**Your task:**
Using the data below, gather each line that includes the word "type".

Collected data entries
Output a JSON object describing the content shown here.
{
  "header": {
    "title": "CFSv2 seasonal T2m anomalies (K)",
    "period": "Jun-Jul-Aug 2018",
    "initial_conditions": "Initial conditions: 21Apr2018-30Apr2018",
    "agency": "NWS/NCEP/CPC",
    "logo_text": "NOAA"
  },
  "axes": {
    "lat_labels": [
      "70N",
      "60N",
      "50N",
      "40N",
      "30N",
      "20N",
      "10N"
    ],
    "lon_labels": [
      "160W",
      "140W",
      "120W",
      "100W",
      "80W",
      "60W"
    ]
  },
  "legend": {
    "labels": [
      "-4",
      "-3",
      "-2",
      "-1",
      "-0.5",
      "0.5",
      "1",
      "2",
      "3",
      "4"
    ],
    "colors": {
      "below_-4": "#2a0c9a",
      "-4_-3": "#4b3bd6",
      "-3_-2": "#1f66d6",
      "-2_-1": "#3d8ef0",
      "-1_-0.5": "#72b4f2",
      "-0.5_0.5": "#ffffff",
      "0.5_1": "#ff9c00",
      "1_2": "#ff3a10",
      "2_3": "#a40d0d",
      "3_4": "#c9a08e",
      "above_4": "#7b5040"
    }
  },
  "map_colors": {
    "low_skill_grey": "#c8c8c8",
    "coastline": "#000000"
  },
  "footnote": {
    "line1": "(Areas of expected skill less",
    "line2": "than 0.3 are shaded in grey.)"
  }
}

---

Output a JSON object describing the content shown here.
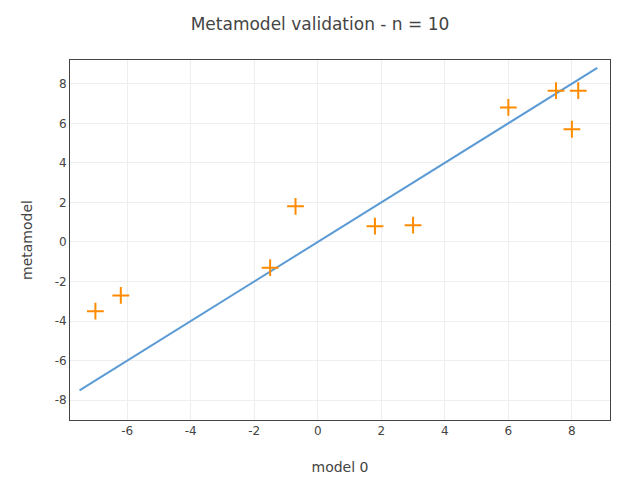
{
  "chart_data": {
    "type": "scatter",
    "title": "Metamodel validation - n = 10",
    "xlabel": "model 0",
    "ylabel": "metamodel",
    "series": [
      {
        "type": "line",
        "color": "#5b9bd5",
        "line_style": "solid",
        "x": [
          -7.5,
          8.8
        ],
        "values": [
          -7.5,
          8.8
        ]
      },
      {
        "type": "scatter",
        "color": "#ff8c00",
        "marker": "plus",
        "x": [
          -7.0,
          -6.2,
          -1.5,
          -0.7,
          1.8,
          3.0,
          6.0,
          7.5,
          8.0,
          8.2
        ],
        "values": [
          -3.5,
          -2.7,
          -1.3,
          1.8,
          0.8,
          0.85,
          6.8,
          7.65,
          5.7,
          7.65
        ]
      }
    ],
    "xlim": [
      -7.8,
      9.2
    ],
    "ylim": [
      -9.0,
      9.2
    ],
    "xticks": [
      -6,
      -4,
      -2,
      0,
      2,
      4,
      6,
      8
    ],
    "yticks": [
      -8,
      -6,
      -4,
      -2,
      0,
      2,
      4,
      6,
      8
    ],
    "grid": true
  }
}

**Answer to the task:**
    "type": "scatter",
        "type": "line",
        "type": "scatter",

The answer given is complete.